8.1 Accuracy of Representations. All representations and
warranties of the Othnet Parties contained in this Agreement and
the Collateral Documents and any other document, instrument or
certificate delivered by any of the Othnet Parties at or prior to
the Closing shall be, if specifically qualified by materiality,
true and correct in all respects and, if not so qualified, shall
be true and correct in all material respects, in each case on and
as of the Closing Date with the same effect as if made on and as
of the Closing Date, except for representations and warranties
expressly stated to be made as of the date of this Agreement or
as of another date other than the Closing Date and except for
changes contemplated or permitted by this Agreement. The Othnet
Parties shall have delivered to the Company a certificate dated
the Closing Date to the foregoing effect.
8.2 Covenants. The Othnet Parties shall, in all material
respects, have performed and complied with each obligation,
agreement, covenant and condition contained in this Agreement and
the Collateral Documents and required by this Agreement and the
Collateral Documents to be performed or complied with by the
Othnet Parties at or prior to Closing. The Othnet Parties shall
have delivered to the Company a certificate dated the Closing
Date to the foregoing effect.
8.3 Consents and Approvals. All consents, approvals,
authorizations and orders required to be obtained from, and all
registrations, filings and notices required to be made with or
given to, any Regulatory Authority or Person as provided herein.
8.4 Delivery of Documents. The Othnet Parties, as
applicable, shall have executed and delivered, or caused to be
executed and delivered, to the Company the following documents:
(i) Certified copies of the articles of incorporation and
by-laws of Othnet and certified resolutions by the board of
directors authorizing the execution of this Agreement and the
Collateral Documents and the consummation of the transactions
contemplated hereby.
(ii) Such other documents and instruments as the Company may
reasonably request: (A) to evidence the accuracy of the
representations and warranties of the Othnet Parties under this
Agreement and the Collateral Documents and any documents,
instruments or certificates required to be delivered thereunder;
(B) to evidence the performance by the Othnet Parties of, or the
compliance by the Othnet Parties with, any covenant, obligation,
condition and agreement to be performed or complied with by the
Othnet Parties under this Agreement and the Collateral Documents;
or (C) to otherwise facilitate the consummation or performance of
any of the transactions contemplated by this Agreement and the
Collateral Documents.
(iii) Letters of resignation from Othnet's current officers
to be effective upon the Closing.
(iv) Board resolutions from Othnet's current directors appointing
the designees of the Company to Othnet's board of directors.
........
Exercise description | Carry on the closing-conditions passage from the Othnet agreement, starting right after its last line. The data that comes next isn't needed.

Information shown |
........
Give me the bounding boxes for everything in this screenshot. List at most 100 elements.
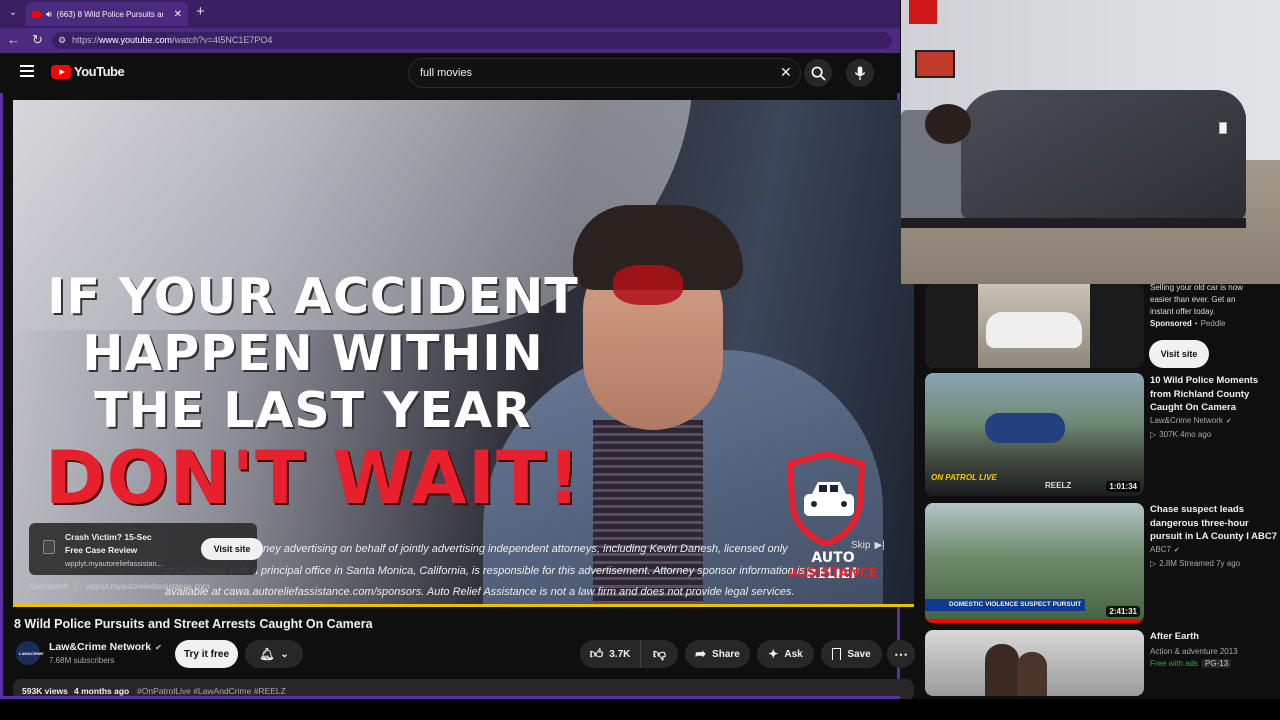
........
Response to this exercise |
8.5 No Material Adverse Change. There shall have been no
material adverse change in the business, financial condition or
operations of Othnet and its Subsidiaries taken as a whole.
8.6 No Litigation. No action, suit or proceeding shall be
pending or threatened by or before any Regulatory Authority and
no Legal Requirement shall have been enacted, promulgated or
issued or deemed applicable to any of the transactions
contemplated by this Agreement and the Collateral Documents that
would: (i) prevent consummation of any of the transactions
contemplated by this Agreement and the Collateral Documents; (ii)
cause any of the transactions contemplated by this Agreement and
the Collateral Documents to be rescinded following consummation;
or (iii) have a Material Adverse Effect on Othnet.
8.7 No Assets and Liabilities. Othnet and its Subsidiaries
shall have no assets other than cash or cash equivalents and no
liabilities except for Notes which have not been converted into
Common Stock pursuant to the Bridge Financing.
8.8 Dissenters' Rights. Not more than $150,000 in claims
shall have been asserted in connection with dissenters' appraisal
rights under the GCL in connection with the Merger.
8.9 Exchange Act Requirements. The Company shall have
complied with the provisions of Rule 14f-1 of the Exchange Act,
if necessary.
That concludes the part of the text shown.